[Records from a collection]
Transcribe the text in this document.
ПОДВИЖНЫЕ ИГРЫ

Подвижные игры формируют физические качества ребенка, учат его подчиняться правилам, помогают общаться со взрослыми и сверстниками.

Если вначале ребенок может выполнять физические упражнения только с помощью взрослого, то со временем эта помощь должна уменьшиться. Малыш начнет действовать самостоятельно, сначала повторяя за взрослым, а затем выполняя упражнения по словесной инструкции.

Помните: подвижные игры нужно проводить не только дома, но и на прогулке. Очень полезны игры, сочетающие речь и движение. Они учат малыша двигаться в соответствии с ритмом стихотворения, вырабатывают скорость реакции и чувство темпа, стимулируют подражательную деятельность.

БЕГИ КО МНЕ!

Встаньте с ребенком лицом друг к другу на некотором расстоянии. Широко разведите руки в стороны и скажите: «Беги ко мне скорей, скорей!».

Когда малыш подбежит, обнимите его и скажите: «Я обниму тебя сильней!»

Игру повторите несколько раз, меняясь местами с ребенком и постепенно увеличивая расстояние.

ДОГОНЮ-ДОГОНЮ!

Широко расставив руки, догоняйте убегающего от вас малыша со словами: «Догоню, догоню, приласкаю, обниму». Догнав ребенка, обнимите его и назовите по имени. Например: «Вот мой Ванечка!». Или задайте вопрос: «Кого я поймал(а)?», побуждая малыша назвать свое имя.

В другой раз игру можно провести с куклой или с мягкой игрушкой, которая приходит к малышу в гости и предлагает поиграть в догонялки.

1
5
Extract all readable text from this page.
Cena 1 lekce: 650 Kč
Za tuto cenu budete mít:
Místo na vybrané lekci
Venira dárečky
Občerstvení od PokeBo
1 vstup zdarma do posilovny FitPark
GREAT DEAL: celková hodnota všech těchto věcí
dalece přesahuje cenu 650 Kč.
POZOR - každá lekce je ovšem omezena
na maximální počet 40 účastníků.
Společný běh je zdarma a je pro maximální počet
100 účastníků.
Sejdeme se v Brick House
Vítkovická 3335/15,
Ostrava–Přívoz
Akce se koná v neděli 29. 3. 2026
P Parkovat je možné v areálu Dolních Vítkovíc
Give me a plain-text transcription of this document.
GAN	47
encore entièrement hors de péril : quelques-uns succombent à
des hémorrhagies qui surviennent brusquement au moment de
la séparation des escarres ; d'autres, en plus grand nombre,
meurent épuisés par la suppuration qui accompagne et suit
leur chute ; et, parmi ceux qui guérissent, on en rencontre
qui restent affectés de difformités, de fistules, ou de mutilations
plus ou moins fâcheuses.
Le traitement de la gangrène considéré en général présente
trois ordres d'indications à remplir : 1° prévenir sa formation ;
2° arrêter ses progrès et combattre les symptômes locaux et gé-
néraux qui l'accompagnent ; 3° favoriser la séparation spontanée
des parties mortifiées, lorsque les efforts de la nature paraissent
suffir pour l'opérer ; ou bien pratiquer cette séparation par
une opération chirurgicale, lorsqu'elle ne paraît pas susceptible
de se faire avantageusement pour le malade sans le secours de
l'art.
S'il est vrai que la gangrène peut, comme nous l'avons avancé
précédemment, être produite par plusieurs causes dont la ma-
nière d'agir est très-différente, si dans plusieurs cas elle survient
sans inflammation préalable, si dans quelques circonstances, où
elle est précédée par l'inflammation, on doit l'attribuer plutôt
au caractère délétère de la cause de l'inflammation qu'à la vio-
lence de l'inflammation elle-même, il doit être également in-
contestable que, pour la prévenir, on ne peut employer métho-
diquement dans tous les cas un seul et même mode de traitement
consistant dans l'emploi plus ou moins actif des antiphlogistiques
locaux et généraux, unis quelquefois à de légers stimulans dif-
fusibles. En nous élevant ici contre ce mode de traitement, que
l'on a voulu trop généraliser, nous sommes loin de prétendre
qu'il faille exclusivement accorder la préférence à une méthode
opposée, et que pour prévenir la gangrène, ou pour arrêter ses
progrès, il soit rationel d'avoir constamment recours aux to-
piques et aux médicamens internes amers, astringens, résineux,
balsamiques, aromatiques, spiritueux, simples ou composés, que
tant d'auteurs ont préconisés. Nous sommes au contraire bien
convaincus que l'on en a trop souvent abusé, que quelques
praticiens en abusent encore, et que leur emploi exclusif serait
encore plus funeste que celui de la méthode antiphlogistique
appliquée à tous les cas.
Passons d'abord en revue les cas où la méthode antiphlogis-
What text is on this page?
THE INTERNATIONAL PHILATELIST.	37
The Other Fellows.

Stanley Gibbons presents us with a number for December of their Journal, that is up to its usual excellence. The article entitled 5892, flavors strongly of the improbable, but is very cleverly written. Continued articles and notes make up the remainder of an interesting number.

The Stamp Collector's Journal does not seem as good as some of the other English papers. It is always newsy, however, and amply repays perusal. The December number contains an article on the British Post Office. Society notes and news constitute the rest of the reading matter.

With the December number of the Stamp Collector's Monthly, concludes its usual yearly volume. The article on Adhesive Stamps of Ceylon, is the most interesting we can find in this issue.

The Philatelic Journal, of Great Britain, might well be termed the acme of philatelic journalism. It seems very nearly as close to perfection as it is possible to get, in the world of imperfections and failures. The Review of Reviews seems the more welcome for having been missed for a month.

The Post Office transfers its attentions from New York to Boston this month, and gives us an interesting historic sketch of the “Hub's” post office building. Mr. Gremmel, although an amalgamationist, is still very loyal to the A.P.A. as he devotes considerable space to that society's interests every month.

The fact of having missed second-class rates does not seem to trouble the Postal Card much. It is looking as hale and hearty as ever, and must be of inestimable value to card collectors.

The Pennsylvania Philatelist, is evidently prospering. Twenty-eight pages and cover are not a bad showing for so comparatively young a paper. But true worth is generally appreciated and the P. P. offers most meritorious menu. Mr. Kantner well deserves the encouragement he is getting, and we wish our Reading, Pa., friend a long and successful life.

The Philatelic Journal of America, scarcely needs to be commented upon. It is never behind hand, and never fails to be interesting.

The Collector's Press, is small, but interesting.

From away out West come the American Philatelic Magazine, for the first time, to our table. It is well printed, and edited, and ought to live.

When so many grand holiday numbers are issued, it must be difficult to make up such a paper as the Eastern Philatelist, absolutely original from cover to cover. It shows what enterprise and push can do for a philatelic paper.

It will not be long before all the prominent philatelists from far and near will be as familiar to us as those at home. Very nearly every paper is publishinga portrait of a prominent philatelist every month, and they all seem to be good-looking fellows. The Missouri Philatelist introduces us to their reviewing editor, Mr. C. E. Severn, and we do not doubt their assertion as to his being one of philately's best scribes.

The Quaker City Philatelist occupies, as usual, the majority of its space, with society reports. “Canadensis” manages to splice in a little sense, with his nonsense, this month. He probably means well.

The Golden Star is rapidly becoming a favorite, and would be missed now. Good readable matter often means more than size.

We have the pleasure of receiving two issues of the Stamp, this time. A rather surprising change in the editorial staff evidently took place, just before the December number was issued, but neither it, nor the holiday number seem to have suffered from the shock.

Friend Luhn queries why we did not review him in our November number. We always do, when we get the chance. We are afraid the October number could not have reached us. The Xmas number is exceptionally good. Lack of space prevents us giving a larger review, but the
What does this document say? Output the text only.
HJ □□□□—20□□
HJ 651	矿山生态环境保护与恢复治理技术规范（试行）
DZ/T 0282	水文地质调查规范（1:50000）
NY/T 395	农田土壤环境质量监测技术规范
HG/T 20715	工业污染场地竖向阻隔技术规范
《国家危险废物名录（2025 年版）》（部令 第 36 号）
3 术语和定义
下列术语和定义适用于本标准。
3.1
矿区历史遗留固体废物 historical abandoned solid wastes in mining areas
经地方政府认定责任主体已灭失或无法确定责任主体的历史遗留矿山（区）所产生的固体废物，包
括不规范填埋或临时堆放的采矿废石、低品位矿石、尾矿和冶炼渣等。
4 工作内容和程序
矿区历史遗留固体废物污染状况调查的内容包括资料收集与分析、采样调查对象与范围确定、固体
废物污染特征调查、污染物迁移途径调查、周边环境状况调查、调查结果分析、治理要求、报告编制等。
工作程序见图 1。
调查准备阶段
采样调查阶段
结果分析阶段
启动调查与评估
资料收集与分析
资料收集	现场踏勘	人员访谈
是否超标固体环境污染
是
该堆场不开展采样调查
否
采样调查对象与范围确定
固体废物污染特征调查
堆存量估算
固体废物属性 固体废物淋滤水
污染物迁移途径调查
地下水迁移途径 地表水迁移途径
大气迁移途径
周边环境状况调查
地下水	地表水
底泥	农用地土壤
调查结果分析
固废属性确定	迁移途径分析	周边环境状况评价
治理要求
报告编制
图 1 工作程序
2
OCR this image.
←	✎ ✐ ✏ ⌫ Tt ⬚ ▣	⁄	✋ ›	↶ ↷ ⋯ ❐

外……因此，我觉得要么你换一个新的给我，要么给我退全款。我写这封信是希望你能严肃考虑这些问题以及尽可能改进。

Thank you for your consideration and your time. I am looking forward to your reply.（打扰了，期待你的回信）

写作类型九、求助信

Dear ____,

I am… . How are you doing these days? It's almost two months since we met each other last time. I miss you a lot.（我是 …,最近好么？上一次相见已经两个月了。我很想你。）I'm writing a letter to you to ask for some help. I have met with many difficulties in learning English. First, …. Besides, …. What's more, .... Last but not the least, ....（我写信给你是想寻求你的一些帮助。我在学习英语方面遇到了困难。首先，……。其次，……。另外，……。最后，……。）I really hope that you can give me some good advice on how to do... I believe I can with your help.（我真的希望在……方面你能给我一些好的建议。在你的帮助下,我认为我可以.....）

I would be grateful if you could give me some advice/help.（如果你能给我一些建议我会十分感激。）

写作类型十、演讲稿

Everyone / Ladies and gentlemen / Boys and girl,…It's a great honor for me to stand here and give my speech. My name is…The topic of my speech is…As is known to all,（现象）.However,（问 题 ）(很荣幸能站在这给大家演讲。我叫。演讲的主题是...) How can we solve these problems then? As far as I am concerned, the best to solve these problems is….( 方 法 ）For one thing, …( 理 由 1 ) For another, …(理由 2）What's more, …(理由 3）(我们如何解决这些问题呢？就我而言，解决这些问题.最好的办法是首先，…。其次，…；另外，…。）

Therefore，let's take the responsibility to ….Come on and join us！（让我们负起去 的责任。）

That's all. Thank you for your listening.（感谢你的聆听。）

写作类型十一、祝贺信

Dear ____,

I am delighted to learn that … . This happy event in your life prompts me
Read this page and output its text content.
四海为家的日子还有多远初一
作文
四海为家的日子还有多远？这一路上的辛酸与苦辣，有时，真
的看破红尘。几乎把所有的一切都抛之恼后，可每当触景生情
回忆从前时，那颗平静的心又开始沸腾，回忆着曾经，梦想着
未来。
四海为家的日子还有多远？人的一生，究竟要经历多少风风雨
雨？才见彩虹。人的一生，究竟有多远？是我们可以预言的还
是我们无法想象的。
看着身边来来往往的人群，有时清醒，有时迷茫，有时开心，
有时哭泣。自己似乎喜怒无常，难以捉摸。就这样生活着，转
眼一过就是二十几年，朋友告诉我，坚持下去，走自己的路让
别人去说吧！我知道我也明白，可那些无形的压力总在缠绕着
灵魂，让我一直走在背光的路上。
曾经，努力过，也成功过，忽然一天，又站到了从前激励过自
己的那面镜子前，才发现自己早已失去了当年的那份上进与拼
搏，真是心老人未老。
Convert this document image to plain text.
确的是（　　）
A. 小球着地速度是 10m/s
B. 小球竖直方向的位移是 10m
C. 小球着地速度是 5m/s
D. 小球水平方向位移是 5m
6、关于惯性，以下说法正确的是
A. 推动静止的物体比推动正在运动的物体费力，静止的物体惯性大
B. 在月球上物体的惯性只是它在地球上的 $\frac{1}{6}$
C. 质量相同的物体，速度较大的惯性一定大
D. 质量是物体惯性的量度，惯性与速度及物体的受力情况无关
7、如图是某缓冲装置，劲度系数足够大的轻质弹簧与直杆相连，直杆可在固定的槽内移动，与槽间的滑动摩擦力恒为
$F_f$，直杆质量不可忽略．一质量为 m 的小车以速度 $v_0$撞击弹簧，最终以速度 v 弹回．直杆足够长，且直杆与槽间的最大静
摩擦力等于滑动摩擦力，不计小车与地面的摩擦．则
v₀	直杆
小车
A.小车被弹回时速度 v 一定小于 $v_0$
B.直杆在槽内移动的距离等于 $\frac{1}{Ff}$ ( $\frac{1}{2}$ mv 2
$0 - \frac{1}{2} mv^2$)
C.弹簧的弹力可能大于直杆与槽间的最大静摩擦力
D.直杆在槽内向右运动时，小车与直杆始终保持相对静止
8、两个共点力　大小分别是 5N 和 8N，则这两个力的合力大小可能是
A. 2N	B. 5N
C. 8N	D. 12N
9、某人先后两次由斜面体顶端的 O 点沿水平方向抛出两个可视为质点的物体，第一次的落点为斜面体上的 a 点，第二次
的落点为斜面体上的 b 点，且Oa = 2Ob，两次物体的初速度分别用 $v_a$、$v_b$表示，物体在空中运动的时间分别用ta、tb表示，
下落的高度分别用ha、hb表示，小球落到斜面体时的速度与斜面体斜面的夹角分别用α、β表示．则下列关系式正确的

Exercise directions
Write out only the final block of lines, starting at the line with "Convert this document image to plain text." and running to the end of the material.

Solved exercise
Convert this document image to plain text.
确的是（　　）
A. 小球着地速度是 10m/s
B. 小球竖直方向的位移是 10m
C. 小球着地速度是 5m/s
D. 小球水平方向位移是 5m
6、关于惯性，以下说法正确的是
A. 推动静止的物体比推动正在运动的物体费力，静止的物体惯性大
B. 在月球上物体的惯性只是它在地球上的 $\frac{1}{6}$
C. 质量相同的物体，速度较大的惯性一定大
D. 质量是物体惯性的量度，惯性与速度及物体的受力情况无关
7、如图是某缓冲装置，劲度系数足够大的轻质弹簧与直杆相连，直杆可在固定的槽内移动，与槽间的滑动摩擦力恒为
$F_f$，直杆质量不可忽略．一质量为 m 的小车以速度 $v_0$撞击弹簧，最终以速度 v 弹回．直杆足够长，且直杆与槽间的最大静
摩擦力等于滑动摩擦力，不计小车与地面的摩擦．则
v₀	直杆
小车
A.小车被弹回时速度 v 一定小于 $v_0$
B.直杆在槽内移动的距离等于 $\frac{1}{Ff}$ ( $\frac{1}{2}$ mv 2
$0 - \frac{1}{2} mv^2$)
C.弹簧的弹力可能大于直杆与槽间的最大静摩擦力
D.直杆在槽内向右运动时，小车与直杆始终保持相对静止
8、两个共点力　大小分别是 5N 和 8N，则这两个力的合力大小可能是
A. 2N	B. 5N
C. 8N	D. 12N
9、某人先后两次由斜面体顶端的 O 点沿水平方向抛出两个可视为质点的物体，第一次的落点为斜面体上的 a 点，第二次
的落点为斜面体上的 b 点，且Oa = 2Ob，两次物体的初速度分别用 $v_a$、$v_b$表示，物体在空中运动的时间分别用ta、tb表示，
下落的高度分别用ha、hb表示，小球落到斜面体时的速度与斜面体斜面的夹角分别用α、β表示．则下列关系式正确的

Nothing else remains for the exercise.